* _WHAT TO DO_
Output the passage of the Thanet hospital services debate that begins at the words "Mr. Jonathan Aitken" and stops after "Mr. Deputy Speaker.", reproducing it character for character.

* _SOURCE DOCUMENT_
--------------------------------------------------
Hospital Services (Thanet)

Motion made, and Question proposed, That this House do now adjourn.--[Mr. McLoughlin.]

1.55 am

Mr. Jonathan Aitken (South Thanet): Even at this late hour, I am grateful for the opportunity to raise the subject of hospital services in Thanet. Unlike most Adjournment debates, the purpose of tonight's debate is not to air a grievance, complaint or criticism, or even to cajole the Government into righting some wrong or remedying some defect.

Instead, my purpose is simply to express appreciation and gratitude for a great national health service achievement in Thanet and to pay tribute to the doctors, nurses, managers, staff and others who have played their part in bringing that achievement to fulfilment. Their combined efforts have made a dream come true for the people and patients of Thanet in my constituency and that of my hon. Friend the Member for North Thanet(Mr. Gale), who I am delighted to see in his place and who is hoping to catch your eye, Mr. Deputy Speaker.

The dream come true that I am talking about is the opening of the new Queen Elizabeth the Queen Mother hospital in Thanet. It happened only a few days ago, when the first patients moved into its dazzling new facilities, which consist of a £20 million investment in state-of-the art medical technology and the new wards, operating theatres and buildings that go with it. With the medical and managerial innovations that I shall describe, the new hospital complex marks the beginning of a new era in high-quality hospital care for Thanet.
--------------------------------------------------
* _SOURCE DATA_
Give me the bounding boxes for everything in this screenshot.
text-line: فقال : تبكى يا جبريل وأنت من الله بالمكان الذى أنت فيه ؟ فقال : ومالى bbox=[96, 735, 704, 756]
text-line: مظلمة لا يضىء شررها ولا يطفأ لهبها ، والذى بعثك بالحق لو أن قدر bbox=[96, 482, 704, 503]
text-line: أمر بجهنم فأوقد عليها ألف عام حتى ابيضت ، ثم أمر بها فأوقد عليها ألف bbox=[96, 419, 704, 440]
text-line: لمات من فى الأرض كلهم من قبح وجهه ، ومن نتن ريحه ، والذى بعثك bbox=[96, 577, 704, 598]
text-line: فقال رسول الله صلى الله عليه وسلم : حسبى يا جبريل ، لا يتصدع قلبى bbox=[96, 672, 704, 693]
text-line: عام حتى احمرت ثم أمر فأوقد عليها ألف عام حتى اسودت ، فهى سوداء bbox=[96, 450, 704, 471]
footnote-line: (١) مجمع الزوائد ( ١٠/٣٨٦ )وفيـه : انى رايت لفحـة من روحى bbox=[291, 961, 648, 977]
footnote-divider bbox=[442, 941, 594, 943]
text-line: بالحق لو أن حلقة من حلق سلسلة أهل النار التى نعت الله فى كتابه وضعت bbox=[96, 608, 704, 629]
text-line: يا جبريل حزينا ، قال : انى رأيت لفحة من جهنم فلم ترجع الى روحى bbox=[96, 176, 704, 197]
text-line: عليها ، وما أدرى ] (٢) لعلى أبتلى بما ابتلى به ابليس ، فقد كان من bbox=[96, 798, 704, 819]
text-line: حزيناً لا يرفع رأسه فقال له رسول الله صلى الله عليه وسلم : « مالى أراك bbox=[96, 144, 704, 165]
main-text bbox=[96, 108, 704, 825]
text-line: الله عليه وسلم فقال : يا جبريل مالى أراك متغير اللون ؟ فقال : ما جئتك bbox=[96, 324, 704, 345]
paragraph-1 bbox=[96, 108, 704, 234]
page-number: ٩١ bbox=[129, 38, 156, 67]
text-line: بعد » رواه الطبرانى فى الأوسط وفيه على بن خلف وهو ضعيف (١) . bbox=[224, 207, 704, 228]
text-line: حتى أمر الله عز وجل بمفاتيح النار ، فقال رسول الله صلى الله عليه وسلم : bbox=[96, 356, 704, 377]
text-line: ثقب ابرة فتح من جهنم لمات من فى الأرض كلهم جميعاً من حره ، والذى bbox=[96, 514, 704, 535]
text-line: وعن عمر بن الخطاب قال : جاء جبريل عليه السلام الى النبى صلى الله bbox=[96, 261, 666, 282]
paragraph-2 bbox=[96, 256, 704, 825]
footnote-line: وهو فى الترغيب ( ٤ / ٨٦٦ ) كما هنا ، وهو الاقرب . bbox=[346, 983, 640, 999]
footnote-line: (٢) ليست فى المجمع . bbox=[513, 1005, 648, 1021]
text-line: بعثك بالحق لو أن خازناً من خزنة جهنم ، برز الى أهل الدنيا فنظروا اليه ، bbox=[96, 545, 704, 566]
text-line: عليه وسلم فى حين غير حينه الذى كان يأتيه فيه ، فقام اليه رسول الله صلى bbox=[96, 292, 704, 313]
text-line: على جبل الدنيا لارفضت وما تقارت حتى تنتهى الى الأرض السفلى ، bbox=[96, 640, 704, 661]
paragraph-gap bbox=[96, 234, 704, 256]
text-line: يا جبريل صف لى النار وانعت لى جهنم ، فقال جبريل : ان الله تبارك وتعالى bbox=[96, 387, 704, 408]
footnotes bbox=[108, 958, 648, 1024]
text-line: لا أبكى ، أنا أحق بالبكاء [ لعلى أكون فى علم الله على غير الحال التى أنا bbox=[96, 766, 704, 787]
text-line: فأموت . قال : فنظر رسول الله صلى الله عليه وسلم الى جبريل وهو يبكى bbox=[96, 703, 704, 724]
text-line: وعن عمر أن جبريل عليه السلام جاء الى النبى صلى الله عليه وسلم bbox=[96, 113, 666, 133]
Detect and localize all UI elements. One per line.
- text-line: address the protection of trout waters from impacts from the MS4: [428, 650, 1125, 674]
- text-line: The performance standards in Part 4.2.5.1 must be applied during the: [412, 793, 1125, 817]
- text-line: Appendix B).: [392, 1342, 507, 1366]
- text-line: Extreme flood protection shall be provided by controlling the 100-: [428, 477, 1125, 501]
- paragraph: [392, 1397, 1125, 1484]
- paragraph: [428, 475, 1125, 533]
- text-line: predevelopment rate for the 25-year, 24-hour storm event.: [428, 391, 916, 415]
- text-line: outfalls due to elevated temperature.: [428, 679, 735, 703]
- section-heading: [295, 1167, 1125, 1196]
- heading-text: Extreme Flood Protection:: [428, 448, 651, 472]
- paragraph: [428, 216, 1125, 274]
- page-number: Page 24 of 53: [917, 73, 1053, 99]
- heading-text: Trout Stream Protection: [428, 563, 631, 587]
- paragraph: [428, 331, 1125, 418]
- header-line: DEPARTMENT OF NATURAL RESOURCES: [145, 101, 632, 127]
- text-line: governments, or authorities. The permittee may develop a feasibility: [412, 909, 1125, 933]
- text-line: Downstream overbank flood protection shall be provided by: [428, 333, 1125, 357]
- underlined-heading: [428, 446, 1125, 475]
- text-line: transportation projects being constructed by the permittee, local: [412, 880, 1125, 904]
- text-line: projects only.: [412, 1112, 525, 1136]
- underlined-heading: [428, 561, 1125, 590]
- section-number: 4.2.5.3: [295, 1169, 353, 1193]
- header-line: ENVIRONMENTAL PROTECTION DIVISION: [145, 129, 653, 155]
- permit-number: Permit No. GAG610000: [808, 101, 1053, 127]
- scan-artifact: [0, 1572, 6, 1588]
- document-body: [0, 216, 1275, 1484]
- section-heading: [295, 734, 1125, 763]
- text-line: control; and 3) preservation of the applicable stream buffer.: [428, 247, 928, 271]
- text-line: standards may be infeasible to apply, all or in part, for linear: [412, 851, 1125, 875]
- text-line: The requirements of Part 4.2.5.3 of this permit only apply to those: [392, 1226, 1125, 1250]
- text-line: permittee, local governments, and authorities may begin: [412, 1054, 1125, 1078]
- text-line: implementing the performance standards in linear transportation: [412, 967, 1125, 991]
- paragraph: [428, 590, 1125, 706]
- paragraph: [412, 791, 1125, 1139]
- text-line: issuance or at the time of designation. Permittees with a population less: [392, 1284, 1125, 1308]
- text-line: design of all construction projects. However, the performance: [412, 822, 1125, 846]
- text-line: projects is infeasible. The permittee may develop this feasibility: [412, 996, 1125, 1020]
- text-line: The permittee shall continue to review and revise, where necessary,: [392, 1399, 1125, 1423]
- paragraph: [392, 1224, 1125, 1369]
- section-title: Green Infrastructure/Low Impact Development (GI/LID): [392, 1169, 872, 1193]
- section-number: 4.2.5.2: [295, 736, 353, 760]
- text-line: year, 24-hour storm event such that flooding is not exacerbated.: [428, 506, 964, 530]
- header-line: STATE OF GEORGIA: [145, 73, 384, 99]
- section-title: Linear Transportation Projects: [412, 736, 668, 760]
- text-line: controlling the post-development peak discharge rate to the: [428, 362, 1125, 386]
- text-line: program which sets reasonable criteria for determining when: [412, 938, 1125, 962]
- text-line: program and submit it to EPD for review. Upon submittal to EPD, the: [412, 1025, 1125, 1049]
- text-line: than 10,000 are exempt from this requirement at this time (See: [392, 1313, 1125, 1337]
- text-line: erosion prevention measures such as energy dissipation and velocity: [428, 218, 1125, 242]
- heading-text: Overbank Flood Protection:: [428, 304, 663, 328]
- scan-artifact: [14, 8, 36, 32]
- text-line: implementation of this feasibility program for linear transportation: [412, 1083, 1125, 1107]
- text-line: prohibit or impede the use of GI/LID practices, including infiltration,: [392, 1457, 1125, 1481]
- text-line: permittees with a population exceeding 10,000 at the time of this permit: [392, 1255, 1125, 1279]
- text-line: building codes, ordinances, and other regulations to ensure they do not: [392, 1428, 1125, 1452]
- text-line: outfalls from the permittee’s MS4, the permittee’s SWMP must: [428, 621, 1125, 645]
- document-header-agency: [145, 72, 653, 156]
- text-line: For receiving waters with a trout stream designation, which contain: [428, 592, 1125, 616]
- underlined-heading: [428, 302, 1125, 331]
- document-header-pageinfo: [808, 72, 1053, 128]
--------------------------------------------------
* _RESPONSE BELOW_
Mr. Jonathan Aitken (South Thanet): Even at this late hour, I am grateful for the opportunity to raise the subject of hospital services in Thanet. Unlike most Adjournment debates, the purpose of tonight's debate is not to air a grievance, complaint or criticism, or even to cajole the Government into righting some wrong or remedying some defect.

Instead, my purpose is simply to express appreciation and gratitude for a great national health service achievement in Thanet and to pay tribute to the doctors, nurses, managers, staff and others who have played their part in bringing that achievement to fulfilment. Their combined efforts have made a dream come true for the people and patients of Thanet in my constituency and that of my hon. Friend the Member for North Thanet(Mr. Gale), who I am delighted to see in his place and who is hoping to catch your eye, Mr. Deputy Speaker.